Instructions for the task
Tell how many lines have the string "Universidade" in them, and write nothing besides the number.

>> Begin

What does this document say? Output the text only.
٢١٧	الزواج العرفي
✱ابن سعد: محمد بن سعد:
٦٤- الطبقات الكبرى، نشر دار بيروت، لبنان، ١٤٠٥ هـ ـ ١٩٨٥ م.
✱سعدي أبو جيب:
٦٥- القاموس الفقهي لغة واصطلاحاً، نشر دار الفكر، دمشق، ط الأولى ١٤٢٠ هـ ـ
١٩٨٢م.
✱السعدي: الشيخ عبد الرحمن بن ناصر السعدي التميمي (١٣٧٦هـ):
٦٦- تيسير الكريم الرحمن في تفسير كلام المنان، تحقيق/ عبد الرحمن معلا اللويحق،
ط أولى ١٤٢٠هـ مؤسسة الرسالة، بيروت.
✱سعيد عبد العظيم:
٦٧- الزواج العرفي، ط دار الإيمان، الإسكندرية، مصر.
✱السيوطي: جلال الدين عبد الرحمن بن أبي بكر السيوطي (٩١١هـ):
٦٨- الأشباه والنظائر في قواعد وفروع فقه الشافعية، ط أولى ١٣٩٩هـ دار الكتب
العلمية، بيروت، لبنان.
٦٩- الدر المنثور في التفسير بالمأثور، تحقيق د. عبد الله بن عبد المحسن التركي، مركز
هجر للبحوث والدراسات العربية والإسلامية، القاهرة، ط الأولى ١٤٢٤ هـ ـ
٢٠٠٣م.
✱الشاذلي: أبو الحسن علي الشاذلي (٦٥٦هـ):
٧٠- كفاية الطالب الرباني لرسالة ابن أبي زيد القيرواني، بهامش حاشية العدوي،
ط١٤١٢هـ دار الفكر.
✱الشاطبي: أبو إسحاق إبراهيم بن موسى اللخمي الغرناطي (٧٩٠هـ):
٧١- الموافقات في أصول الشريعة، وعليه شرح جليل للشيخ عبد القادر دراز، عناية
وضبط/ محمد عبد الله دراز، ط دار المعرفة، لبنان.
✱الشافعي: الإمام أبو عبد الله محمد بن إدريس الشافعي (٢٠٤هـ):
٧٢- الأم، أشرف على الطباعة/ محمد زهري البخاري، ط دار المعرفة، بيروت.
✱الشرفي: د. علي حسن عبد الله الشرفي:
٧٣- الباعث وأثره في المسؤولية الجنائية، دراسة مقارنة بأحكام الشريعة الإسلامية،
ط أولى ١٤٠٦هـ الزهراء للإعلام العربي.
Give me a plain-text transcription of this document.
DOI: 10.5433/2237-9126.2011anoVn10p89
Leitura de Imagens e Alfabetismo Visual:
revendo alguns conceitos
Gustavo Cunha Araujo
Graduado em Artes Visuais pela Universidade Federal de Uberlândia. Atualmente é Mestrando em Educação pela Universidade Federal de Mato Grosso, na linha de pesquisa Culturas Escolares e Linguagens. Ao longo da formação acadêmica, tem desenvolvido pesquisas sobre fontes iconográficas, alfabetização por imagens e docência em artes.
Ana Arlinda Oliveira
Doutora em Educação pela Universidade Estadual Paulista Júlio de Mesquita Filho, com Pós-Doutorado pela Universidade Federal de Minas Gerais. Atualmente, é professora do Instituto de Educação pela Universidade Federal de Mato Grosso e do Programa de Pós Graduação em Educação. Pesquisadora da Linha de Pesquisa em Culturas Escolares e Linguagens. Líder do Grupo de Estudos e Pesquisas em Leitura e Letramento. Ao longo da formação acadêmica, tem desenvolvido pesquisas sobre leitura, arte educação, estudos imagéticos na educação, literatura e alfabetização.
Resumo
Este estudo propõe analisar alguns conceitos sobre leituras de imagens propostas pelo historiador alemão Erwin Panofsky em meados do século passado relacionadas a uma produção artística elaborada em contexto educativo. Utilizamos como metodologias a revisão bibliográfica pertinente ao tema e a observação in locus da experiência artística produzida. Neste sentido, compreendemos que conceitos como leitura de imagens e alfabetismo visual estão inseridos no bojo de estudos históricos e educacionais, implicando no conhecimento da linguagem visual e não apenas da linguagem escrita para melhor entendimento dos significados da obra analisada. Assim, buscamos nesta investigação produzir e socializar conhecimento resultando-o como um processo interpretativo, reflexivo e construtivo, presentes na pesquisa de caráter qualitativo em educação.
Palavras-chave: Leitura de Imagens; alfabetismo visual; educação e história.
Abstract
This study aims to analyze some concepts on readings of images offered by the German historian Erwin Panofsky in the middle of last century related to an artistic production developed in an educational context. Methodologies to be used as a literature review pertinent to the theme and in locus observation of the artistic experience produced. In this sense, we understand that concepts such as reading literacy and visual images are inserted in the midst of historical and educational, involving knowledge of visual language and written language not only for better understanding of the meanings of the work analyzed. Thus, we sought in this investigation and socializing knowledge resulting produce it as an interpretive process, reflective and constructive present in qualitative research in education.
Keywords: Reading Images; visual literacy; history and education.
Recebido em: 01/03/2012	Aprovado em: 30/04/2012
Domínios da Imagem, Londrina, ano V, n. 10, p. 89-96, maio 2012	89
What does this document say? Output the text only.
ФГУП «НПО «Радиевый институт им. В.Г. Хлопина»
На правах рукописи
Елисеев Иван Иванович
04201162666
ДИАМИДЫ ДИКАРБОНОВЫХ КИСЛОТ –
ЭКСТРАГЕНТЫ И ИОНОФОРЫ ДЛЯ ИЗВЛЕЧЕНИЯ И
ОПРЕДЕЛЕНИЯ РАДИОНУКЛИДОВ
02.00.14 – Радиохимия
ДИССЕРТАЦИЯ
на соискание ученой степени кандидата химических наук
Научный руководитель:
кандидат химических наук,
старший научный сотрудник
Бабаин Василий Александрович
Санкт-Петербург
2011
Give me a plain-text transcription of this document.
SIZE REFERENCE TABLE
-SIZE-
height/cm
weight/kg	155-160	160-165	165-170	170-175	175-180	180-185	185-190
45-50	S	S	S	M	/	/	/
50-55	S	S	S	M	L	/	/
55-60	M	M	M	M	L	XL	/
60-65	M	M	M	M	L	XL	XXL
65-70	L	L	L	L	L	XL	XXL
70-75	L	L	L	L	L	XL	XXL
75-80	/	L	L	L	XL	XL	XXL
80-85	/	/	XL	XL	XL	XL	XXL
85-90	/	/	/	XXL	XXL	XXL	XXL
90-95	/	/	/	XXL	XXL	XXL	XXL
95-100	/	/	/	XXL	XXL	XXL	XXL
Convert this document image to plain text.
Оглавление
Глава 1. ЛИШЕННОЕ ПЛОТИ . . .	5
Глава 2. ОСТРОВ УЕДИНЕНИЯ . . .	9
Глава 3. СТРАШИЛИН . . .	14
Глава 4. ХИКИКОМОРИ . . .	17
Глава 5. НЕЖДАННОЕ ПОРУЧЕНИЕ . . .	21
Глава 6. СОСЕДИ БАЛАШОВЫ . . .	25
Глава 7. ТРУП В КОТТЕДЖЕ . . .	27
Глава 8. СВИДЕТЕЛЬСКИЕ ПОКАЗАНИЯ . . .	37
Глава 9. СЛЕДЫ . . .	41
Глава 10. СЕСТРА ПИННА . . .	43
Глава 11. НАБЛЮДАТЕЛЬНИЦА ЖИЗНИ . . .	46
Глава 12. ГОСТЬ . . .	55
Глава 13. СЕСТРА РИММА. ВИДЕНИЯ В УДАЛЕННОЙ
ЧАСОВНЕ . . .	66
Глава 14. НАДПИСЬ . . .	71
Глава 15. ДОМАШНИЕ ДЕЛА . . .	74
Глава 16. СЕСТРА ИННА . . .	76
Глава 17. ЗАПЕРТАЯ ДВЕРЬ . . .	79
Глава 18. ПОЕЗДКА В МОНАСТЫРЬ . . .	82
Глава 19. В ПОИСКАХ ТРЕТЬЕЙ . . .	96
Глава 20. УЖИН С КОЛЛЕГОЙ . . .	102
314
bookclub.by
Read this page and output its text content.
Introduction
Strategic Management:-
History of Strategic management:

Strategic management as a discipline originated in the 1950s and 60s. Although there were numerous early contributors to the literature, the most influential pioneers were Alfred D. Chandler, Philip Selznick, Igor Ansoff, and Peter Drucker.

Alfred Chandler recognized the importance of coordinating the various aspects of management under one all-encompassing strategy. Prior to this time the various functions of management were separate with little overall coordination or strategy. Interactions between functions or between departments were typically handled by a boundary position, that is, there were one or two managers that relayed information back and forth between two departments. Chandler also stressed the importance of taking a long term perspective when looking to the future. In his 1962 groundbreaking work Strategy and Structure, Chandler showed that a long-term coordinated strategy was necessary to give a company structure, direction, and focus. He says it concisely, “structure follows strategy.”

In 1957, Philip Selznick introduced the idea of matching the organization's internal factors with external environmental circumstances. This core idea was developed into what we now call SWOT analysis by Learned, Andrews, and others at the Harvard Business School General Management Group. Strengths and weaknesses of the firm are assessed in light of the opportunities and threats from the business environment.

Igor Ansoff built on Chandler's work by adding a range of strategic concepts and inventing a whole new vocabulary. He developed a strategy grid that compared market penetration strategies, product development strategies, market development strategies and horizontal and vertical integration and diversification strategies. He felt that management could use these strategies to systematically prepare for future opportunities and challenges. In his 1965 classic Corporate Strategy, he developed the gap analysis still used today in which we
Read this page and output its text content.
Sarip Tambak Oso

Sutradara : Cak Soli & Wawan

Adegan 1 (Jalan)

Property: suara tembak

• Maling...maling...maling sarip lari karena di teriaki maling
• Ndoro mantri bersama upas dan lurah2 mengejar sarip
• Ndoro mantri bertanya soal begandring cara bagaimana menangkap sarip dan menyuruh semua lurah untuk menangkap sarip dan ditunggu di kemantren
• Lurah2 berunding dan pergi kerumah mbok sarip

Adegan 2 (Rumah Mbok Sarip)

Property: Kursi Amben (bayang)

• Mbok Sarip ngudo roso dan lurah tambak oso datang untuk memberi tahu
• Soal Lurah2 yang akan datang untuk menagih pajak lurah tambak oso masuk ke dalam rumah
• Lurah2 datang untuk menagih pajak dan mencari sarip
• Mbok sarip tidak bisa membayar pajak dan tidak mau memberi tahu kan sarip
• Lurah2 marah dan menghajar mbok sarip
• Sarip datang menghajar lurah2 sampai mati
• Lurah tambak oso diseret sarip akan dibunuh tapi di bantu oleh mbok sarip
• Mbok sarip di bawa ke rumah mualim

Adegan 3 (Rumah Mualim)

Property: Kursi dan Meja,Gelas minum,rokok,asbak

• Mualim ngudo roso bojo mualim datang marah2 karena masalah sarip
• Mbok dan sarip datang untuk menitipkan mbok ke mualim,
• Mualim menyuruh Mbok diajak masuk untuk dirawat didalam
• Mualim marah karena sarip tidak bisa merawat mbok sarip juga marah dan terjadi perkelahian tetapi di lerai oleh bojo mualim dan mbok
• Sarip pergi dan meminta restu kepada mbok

>> End

Result for this task
2